• _Exercise 1_:
Answer these questions from the review of Joyce Maynard's memoir about Salinger, one line each:
(a) How old was Maynard when Salinger wrote to her?
(b) Where is the home Maynard returns to, years later, to confront Salinger?
(c) How does the review describe Maynard's father?
• _Exercise 2_:
Carry on the review of Joyce Maynard's memoir about Salinger from its final line.

• _Selected text_:
The answer to this question is not a simple or non- ambiguous one. For as Maynard claims in this book she herself was misled, betrayed and abandoned by Salinger. When he a world- famous author wrote to her a seventeen year old prize- winning essayist , and invited her to visit and live with him- wasn't he exploiting her? And didn't he exploit her by taking her out of the environment normal for a person of her age, promise her a long- term future with him, and then kick her out?
Maynard clearly feels that Salinger used and exploited her. And many will feel she is right. Many too will take pleasure in seeing the legendary writer shown to be petty, selfish and just as phony as the adults Holden Caufield condemned.
Maynard in this book tells her own story. She tells about her relation to her brilliant alcoholic father and her poetry reciting and teaching mother. And too she tells of her older sister from whom she was long estranged. Her story is written with clarity and quiet correctness and it is of interest in itself.
Yet the real interest in this book , and the reason for its publication is what it tells about Salinger. And this suggests that the ambitious young woman and would- be - writer who went to live with the older man is now an ambitious- would- be more popular writer.
And this leads to a painful truth for Joyce Maynard if not necessarily for her readers.
Though so many years have gone by, and she has published memoirs and novels and is a known writer, she is still nowhere close and never will be to what Salinger was long before she met him i.e. a legendary writer a unique one- of - a - kind writer whose books are specially loved.
Maynard may have listened to Salinger's writing- lessons and learned something including to be true to her own experience- but she could not learn his genius from him. And she does not in this book rival or replace or cancel it.
He may not have been wonderful to her, and this especially so in the chilling moment when she after all the years of not seeing him , returns to his Cornish New Hampshire home and confronts and accuses him of having exploited her. ( His response is tremendous anger at her.) But he remains the legendary writer. And she will never have anything like the voice, the humor the ability to bring sheer delight to readers the way he does.
If Maynard is to be blamed for writing about someone who cared above all not to be written about, perhaps we readers too are to blame for wanting to know the 'sordid details' and the true nature of Salinger. And this when our not necessarily kind curiosity goes nowhere near to explaining the Salinger genius.
bad press; good book.......2007-09-04
Ms. M has every right to write the book she did.

• _Data_:
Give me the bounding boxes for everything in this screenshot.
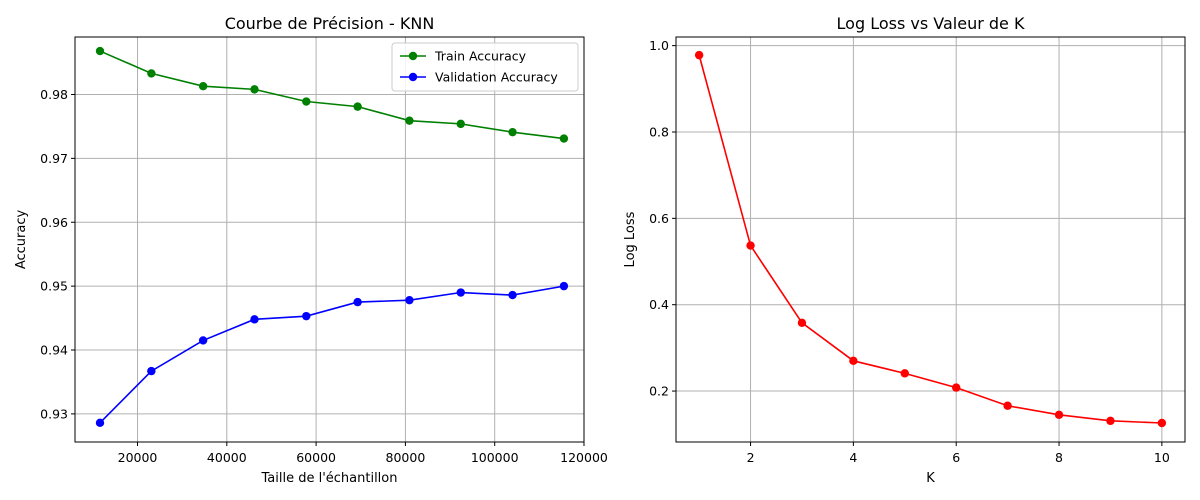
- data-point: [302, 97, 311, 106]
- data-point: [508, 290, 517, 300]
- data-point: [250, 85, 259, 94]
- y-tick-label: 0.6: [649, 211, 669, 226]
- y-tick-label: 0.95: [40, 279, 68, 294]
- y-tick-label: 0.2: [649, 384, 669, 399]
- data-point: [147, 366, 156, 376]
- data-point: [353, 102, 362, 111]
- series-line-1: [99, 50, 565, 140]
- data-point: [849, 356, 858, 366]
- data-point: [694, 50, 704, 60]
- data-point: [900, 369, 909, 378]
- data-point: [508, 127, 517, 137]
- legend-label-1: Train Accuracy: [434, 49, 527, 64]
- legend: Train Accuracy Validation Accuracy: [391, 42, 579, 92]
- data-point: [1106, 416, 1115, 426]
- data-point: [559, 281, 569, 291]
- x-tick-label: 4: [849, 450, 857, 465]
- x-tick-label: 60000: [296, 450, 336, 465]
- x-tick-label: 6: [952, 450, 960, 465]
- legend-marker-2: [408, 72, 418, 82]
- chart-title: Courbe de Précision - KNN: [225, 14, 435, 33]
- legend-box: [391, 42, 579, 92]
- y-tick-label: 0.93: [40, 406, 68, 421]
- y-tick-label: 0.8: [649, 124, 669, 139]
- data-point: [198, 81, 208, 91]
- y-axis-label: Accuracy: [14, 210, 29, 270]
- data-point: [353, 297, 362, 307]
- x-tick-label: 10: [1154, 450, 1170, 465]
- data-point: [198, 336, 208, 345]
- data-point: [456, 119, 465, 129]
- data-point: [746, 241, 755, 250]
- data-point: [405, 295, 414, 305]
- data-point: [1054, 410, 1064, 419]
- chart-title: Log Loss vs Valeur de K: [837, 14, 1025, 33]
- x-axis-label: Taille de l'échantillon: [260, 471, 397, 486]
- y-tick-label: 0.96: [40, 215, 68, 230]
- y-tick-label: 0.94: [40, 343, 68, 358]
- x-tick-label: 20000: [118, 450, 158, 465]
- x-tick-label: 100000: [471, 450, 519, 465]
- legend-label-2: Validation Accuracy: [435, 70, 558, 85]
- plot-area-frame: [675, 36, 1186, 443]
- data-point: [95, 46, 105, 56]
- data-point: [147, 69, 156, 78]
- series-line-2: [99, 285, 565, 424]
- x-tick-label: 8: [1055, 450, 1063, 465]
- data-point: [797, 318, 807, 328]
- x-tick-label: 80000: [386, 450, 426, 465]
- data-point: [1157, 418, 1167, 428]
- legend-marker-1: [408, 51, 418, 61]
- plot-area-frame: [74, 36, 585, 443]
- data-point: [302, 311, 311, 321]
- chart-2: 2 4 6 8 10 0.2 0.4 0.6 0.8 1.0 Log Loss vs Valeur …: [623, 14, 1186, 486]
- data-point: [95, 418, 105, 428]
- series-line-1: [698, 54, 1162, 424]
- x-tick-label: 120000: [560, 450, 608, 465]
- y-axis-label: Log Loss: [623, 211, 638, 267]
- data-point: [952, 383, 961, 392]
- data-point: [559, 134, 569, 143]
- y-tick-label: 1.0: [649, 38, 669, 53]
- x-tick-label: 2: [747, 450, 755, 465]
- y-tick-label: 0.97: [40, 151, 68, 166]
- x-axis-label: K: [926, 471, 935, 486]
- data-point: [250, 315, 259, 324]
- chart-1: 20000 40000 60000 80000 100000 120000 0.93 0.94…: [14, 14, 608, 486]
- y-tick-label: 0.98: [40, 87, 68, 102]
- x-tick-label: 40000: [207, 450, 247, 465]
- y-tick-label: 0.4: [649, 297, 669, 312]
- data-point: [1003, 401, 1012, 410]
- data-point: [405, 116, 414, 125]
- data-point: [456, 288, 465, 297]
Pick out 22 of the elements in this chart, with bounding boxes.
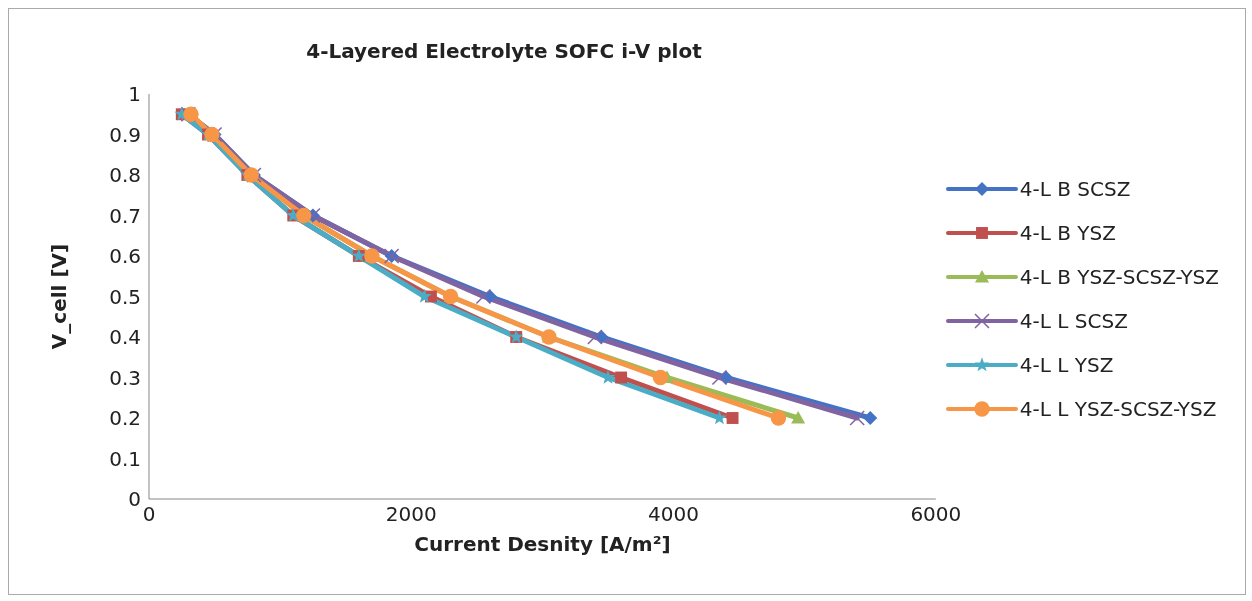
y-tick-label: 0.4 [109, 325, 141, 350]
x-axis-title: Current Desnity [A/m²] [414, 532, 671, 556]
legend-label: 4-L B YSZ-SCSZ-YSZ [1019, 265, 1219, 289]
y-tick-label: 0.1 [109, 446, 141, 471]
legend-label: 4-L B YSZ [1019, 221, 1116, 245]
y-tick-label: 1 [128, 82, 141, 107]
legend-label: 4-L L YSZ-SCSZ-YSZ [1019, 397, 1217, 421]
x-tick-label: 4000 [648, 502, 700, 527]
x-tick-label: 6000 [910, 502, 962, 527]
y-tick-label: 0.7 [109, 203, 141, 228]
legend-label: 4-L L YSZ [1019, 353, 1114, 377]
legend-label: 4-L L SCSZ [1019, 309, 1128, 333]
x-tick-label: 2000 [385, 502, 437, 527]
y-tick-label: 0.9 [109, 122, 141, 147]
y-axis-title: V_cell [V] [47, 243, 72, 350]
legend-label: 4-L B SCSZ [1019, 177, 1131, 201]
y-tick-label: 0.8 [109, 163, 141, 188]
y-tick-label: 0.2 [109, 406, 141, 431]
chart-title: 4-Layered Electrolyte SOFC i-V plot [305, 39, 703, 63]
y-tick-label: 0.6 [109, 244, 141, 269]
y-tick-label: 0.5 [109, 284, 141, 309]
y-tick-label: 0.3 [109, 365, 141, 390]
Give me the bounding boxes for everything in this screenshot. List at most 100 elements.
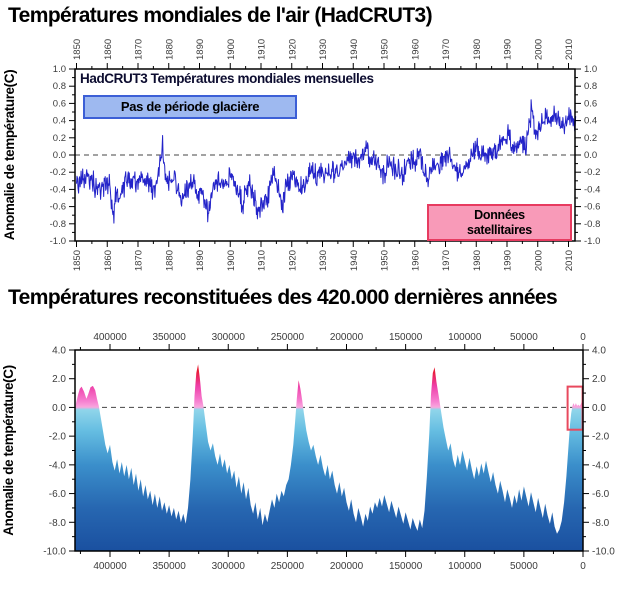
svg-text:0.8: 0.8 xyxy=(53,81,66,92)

• _Final result 1_:
(a) Seventeen.
(b) Cornish, New Hampshire.
(c) As brilliant and alcoholic.

• _Final result 2_:
though i would not like to be in a relationship with Ms. M, i find her books interesting and educational.
Brave and unsparing.......2007-07-07
Memoir writing has become a cliche nowadays but this was one of the first I'd ever read, based on an excerpt I saw in a magazine -- plus all the publicity surrounding the publication of the book. I've reread it a few times and each time I am struck by her bravery in not just exposing Mr. Salinger for what he is, but for her showing how her own naivete and insecurity contributed to the whole affair. This book bashes no one person, and as she has pointed out, the affair is only part of her story. I found her account of her relationships with her parents, husband and children equally fascinating and I applaud her for speaking her truth as a woman. Many women can relate to her overwhelming feelings of shame and inadequacy even in the midst of stunning achievment and even more importantly, to how she took control of them. Not in some kind of magaziney, self-help fashion but in a truthful way. I read Catcher in the Rye in college and failed to see what the big deal was. Since reading this book, I've seen Ms. Maynard's work in several magazines and enjoy the honesty she brings to them.
Maynard - Memoir.......2006-02-22
At Home in the World is a very disturbing, yet very fine book. It is an honest account of a talented, but emotionally challenged woman trying to keep her head above water. Maynard does an excellent job of portraying her family, something that many do not have the ability to pull off. Objectivity is usually not a trait when a child becomes an adult and begins to have a fuller understanding of her parents.
Because Maynard sometimes contributes to her own problems doesn't take away any of the value of the book. Her writing is suburb as always. The book also shows that success at a young age does mean happiness. Hers is a sad story, but one that should be read. She is, without any doubt, a brillant woman.
Unveiling the Secrets.......2005-02-23
This book tells the story of a young girl who was preyed upon, seduced and then abandoned by an older man. Of some interest is that the older man, in this case happened to be well-known, the author J.D. Salinger, although that's not the focus of the story. Maynard was a precocious writer. Both of her parents were English teachers, and Maynard as a young girl sat in on many a writing lesson that her mother used to give at home for her college and high-school students. Thanks to this early training, as well as her innate talent, Maynard had published articles in Seventeen Magazine and The New York Times while still a teenager. After the Times article, which included a picture of her, came out, she received hundreds of letters in response. One of those letters was from J.D. Salinger, who warned her that there would be those who would complement her writing and then once they had gotten her trust would exploit her. She wrote back to Mr. Salinger, and they were soon engaged in frequent correspondence. One thing led to another, and within the year, Maynard had dropped out of college and moved in with Salinger, some 35 years her senior. Unfortunately, although Maynard was deeply attached to Salinger, the feelings weren't exactly mutual, and within another year, Salinger, without explanation demanded that she leave. Maynard was to spend the next 25 years trying to understand what had happened to her. When her own daughter turned 18, the same age she had been when Salinger first approached her, she felt she had to share her story at last, so that others might learn from it.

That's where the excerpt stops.